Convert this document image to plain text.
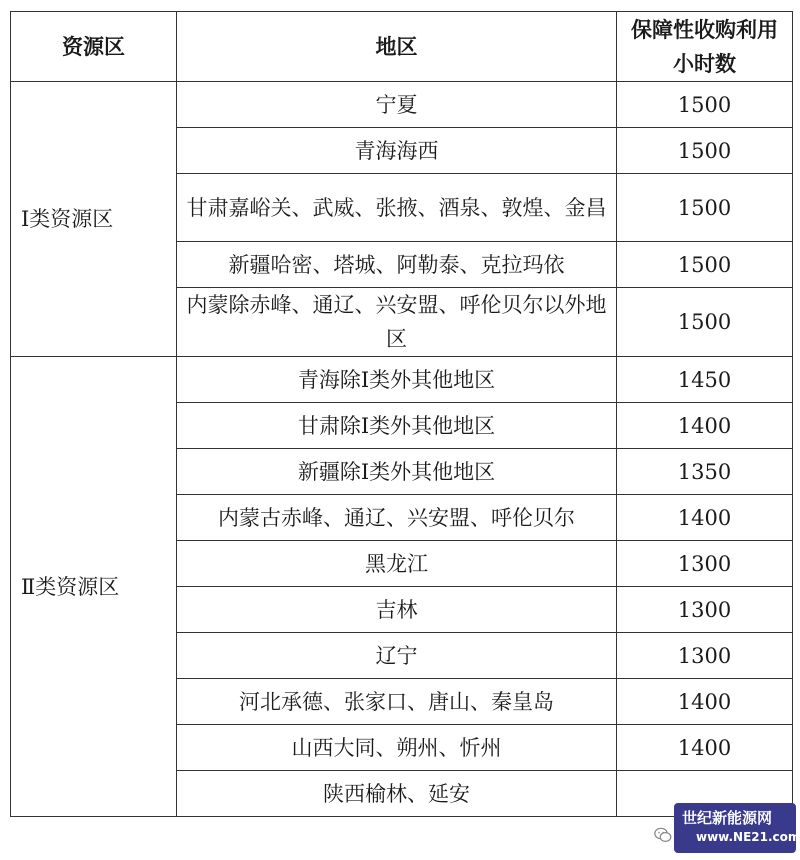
资源区	地区	保障性收购利用小时数
Ⅰ类资源区	宁夏	1500
	青海海西	1500
	甘肃嘉峪关、武威、张掖、酒泉、敦煌、金昌	1500
	新疆哈密、塔城、阿勒泰、克拉玛依	1500
	内蒙除赤峰、通辽、兴安盟、呼伦贝尔以外地区	1500
Ⅱ类资源区	青海除Ⅰ类外其他地区	1450
	甘肃除Ⅰ类外其他地区	1400
	新疆除Ⅰ类外其他地区	1350
	内蒙古赤峰、通辽、兴安盟、呼伦贝尔	1400
	黑龙江	1300
	吉林	1300
	辽宁	1300
	河北承德、张家口、唐山、秦皇岛	1400
	山西大同、朔州、忻州	1400
	陕西榆林、延安	
世纪新能源网
www.NE21.com
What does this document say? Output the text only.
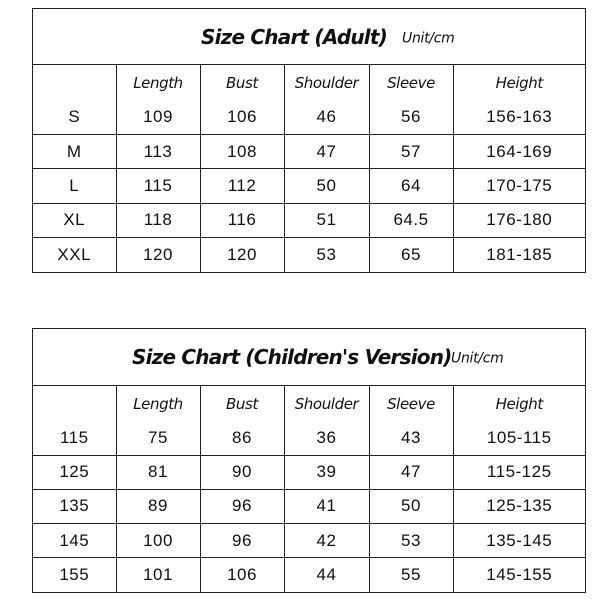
Size Chart (Adult) Unit/cm
	Length	Bust	Shoulder	Sleeve	Height
S	109	106	46	56	156-163
M	113	108	47	57	164-169
L	115	112	50	64	170-175
XL	118	116	51	64.5	176-180
XXL	120	120	53	65	181-185
Size Chart (Children's Version) Unit/cm
	Length	Bust	Shoulder	Sleeve	Height
115	75	86	36	43	105-115
125	81	90	39	47	115-125
135	89	96	41	50	125-135
145	100	96	42	53	135-145
155	101	106	44	55	145-155
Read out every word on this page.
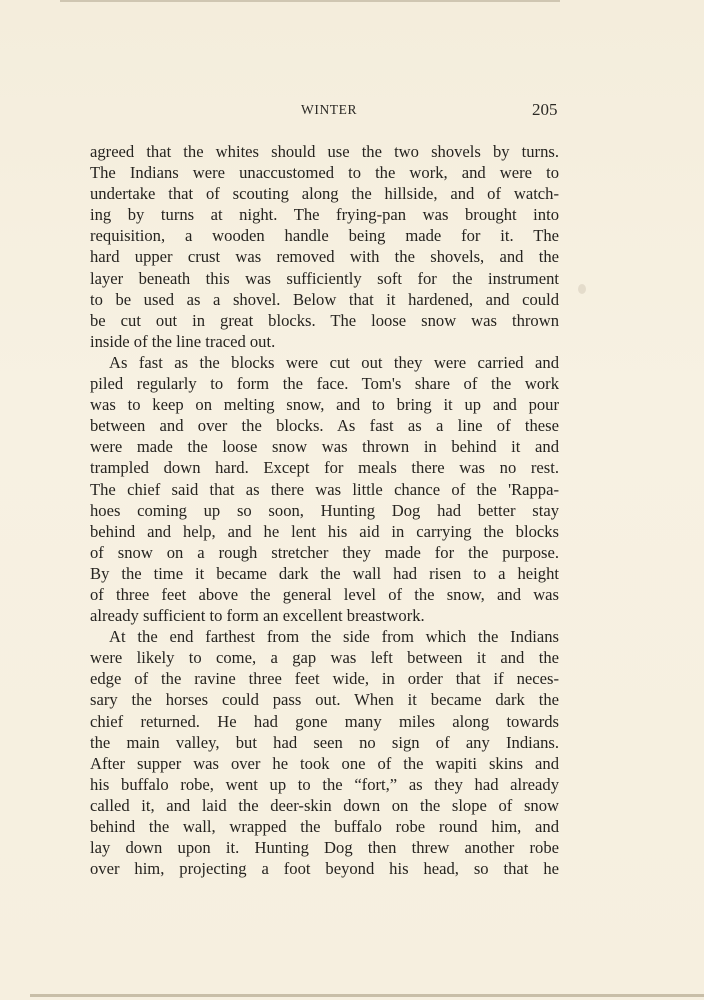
WINTER	205
agreed that the whites should use the two shovels by turns.
The Indians were unaccustomed to the work, and were to
undertake that of scouting along the hillside, and of watch-
ing by turns at night. The frying-pan was brought into
requisition, a wooden handle being made for it. The
hard upper crust was removed with the shovels, and the
layer beneath this was sufficiently soft for the instrument
to be used as a shovel. Below that it hardened, and could
be cut out in great blocks. The loose snow was thrown
inside of the line traced out.
As fast as the blocks were cut out they were carried and
piled regularly to form the face. Tom's share of the work
was to keep on melting snow, and to bring it up and pour
between and over the blocks. As fast as a line of these
were made the loose snow was thrown in behind it and
trampled down hard. Except for meals there was no rest.
The chief said that as there was little chance of the 'Rappa-
hoes coming up so soon, Hunting Dog had better stay
behind and help, and he lent his aid in carrying the blocks
of snow on a rough stretcher they made for the purpose.
By the time it became dark the wall had risen to a height
of three feet above the general level of the snow, and was
already sufficient to form an excellent breastwork.
At the end farthest from the side from which the Indians
were likely to come, a gap was left between it and the
edge of the ravine three feet wide, in order that if neces-
sary the horses could pass out. When it became dark the
chief returned. He had gone many miles along towards
the main valley, but had seen no sign of any Indians.
After supper was over he took one of the wapiti skins and
his buffalo robe, went up to the “fort,” as they had already
called it, and laid the deer-skin down on the slope of snow
behind the wall, wrapped the buffalo robe round him, and
lay down upon it. Hunting Dog then threw another robe
over him, projecting a foot beyond his head, so that he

────────────────────────────────────────

- Given exercise -
An exact transcription of all the entries is required, without the pictures.

- Task result -
Convert this document image to plain text.
资源区	地区	保障性收购利用小时数
Ⅰ类资源区	宁夏	1500
	青海海西	1500
	甘肃嘉峪关、武威、张掖、酒泉、敦煌、金昌	1500
	新疆哈密、塔城、阿勒泰、克拉玛依	1500
	内蒙除赤峰、通辽、兴安盟、呼伦贝尔以外地区	1500
Ⅱ类资源区	青海除Ⅰ类外其他地区	1450
	甘肃除Ⅰ类外其他地区	1400
	新疆除Ⅰ类外其他地区	1350
	内蒙古赤峰、通辽、兴安盟、呼伦贝尔	1400
	黑龙江	1300
	吉林	1300
	辽宁	1300
	河北承德、张家口、唐山、秦皇岛	1400
	山西大同、朔州、忻州	1400
	陕西榆林、延安	
世纪新能源网
www.NE21.com
What does this document say? Output the text only.
Size Chart (Adult) Unit/cm
	Length	Bust	Shoulder	Sleeve	Height
S	109	106	46	56	156-163
M	113	108	47	57	164-169
L	115	112	50	64	170-175
XL	118	116	51	64.5	176-180
XXL	120	120	53	65	181-185
Size Chart (Children's Version) Unit/cm
	Length	Bust	Shoulder	Sleeve	Height
115	75	86	36	43	105-115
125	81	90	39	47	115-125
135	89	96	41	50	125-135
145	100	96	42	53	135-145
155	101	106	44	55	145-155
Read out every word on this page.
WINTER	205
agreed that the whites should use the two shovels by turns.
The Indians were unaccustomed to the work, and were to
undertake that of scouting along the hillside, and of watch-
ing by turns at night. The frying-pan was brought into
requisition, a wooden handle being made for it. The
hard upper crust was removed with the shovels, and the
layer beneath this was sufficiently soft for the instrument
to be used as a shovel. Below that it hardened, and could
be cut out in great blocks. The loose snow was thrown
inside of the line traced out.
As fast as the blocks were cut out they were carried and
piled regularly to form the face. Tom's share of the work
was to keep on melting snow, and to bring it up and pour
between and over the blocks. As fast as a line of these
were made the loose snow was thrown in behind it and
trampled down hard. Except for meals there was no rest.
The chief said that as there was little chance of the 'Rappa-
hoes coming up so soon, Hunting Dog had better stay
behind and help, and he lent his aid in carrying the blocks
of snow on a rough stretcher they made for the purpose.
By the time it became dark the wall had risen to a height
of three feet above the general level of the snow, and was
already sufficient to form an excellent breastwork.
At the end farthest from the side from which the Indians
were likely to come, a gap was left between it and the
edge of the ravine three feet wide, in order that if neces-
sary the horses could pass out. When it became dark the
chief returned. He had gone many miles along towards
the main valley, but had seen no sign of any Indians.
After supper was over he took one of the wapiti skins and
his buffalo robe, went up to the “fort,” as they had already
called it, and laid the deer-skin down on the slope of snow
behind the wall, wrapped the buffalo robe round him, and
lay down upon it. Hunting Dog then threw another robe
over him, projecting a foot beyond his head, so that he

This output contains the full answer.